Start
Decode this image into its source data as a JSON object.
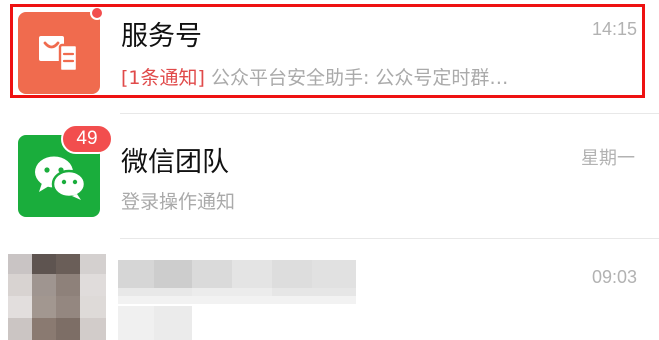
{
  "chats": [
    {
      "name": "服务号",
      "time": "14:15",
      "tag": "[1条通知]",
      "preview": " 公众平台安全助手: 公众号定时群…",
      "avatar_icon": "shopping-bag-icon",
      "avatar_color": "#f06b4e",
      "unread_dot": true,
      "highlighted": true,
      "highlight_color": "#ee1111"
    },
    {
      "name": "微信团队",
      "time": "星期一",
      "preview": "登录操作通知",
      "avatar_icon": "wechat-logo-icon",
      "avatar_color": "#1aad3c",
      "unread_count": "49"
    },
    {
      "name": "",
      "time": "09:03",
      "preview": "",
      "obscured": true
    }
  ],
  "colors": {
    "badge": "#f24e4e",
    "tag": "#e04a4a",
    "muted_text": "#aaaaaa",
    "time_text": "#b2b2b2",
    "name_text": "#111111"
  }
}
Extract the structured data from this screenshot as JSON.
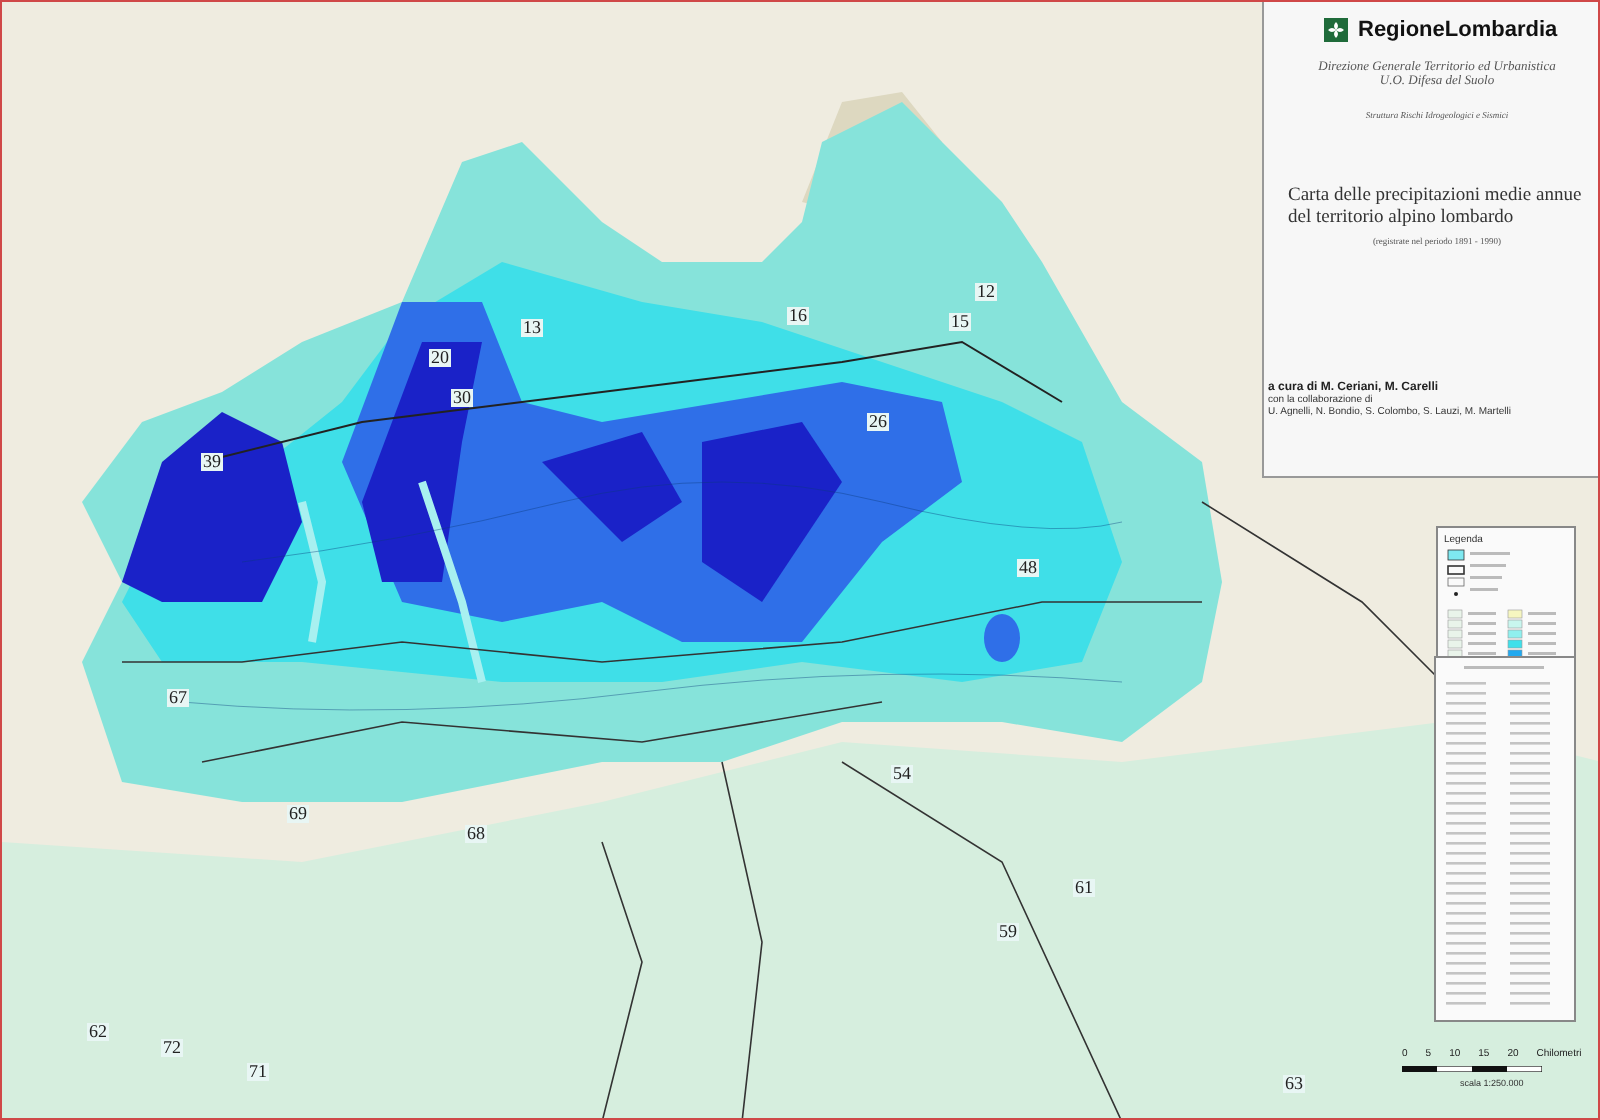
{
  "header": {
    "logo": "RegioneLombardia",
    "department": "Direzione Generale Territorio ed Urbanistica",
    "unit": "U.O. Difesa del Suolo",
    "structure": "Struttura Rischi Idrogeologici e Sismici",
    "title": "Carta delle precipitazioni medie annue del territorio alpino lombardo",
    "subtitle": "(registrate nel periodo 1891 - 1990)",
    "authors": "a cura di M. Ceriani, M. Carelli",
    "collaboration": "con la collaborazione di",
    "collaborators": "U. Agnelli, N. Bondio, S. Colombo, S. Lauzi, M. Martelli"
  },
  "legend": {
    "title": "Legenda"
  },
  "map_labels": [
    "12",
    "13",
    "15",
    "16",
    "20",
    "26",
    "30",
    "39",
    "48",
    "54",
    "59",
    "61",
    "62",
    "63",
    "67",
    "68",
    "69",
    "71",
    "72"
  ],
  "scale": {
    "ticks": [
      "0",
      "5",
      "10",
      "15",
      "20"
    ],
    "unit": "Chilometri",
    "ratio": "scala 1:250.000"
  }
}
End
## OBJECTIVE
Working from the lines above, reproduce the material exactly and exclude its pictures.

## TASK OUTPUT
Decode this image into its source data as a JSON object.
{
  "chats": [
    {
      "name": "服务号",
      "time": "14:15",
      "tag": "[1条通知]",
      "preview": " 公众平台安全助手: 公众号定时群…",
      "avatar_icon": "shopping-bag-icon",
      "avatar_color": "#f06b4e",
      "unread_dot": true,
      "highlighted": true,
      "highlight_color": "#ee1111"
    },
    {
      "name": "微信团队",
      "time": "星期一",
      "preview": "登录操作通知",
      "avatar_icon": "wechat-logo-icon",
      "avatar_color": "#1aad3c",
      "unread_count": "49"
    },
    {
      "name": "",
      "time": "09:03",
      "preview": "",
      "obscured": true
    }
  ],
  "colors": {
    "badge": "#f24e4e",
    "tag": "#e04a4a",
    "muted_text": "#aaaaaa",
    "time_text": "#b2b2b2",
    "name_text": "#111111"
  }
}
Extract the structured data from this screenshot as JSON.
{
  "header": {
    "logo": "RegioneLombardia",
    "department": "Direzione Generale Territorio ed Urbanistica",
    "unit": "U.O. Difesa del Suolo",
    "structure": "Struttura Rischi Idrogeologici e Sismici",
    "title": "Carta delle precipitazioni medie annue del territorio alpino lombardo",
    "subtitle": "(registrate nel periodo 1891 - 1990)",
    "authors": "a cura di M. Ceriani, M. Carelli",
    "collaboration": "con la collaborazione di",
    "collaborators": "U. Agnelli, N. Bondio, S. Colombo, S. Lauzi, M. Martelli"
  },
  "legend": {
    "title": "Legenda"
  },
  "map_labels": [
    "12",
    "13",
    "15",
    "16",
    "20",
    "26",
    "30",
    "39",
    "48",
    "54",
    "59",
    "61",
    "62",
    "63",
    "67",
    "68",
    "69",
    "71",
    "72"
  ],
  "scale": {
    "ticks": [
      "0",
      "5",
      "10",
      "15",
      "20"
    ],
    "unit": "Chilometri",
    "ratio": "scala 1:250.000"
  }
}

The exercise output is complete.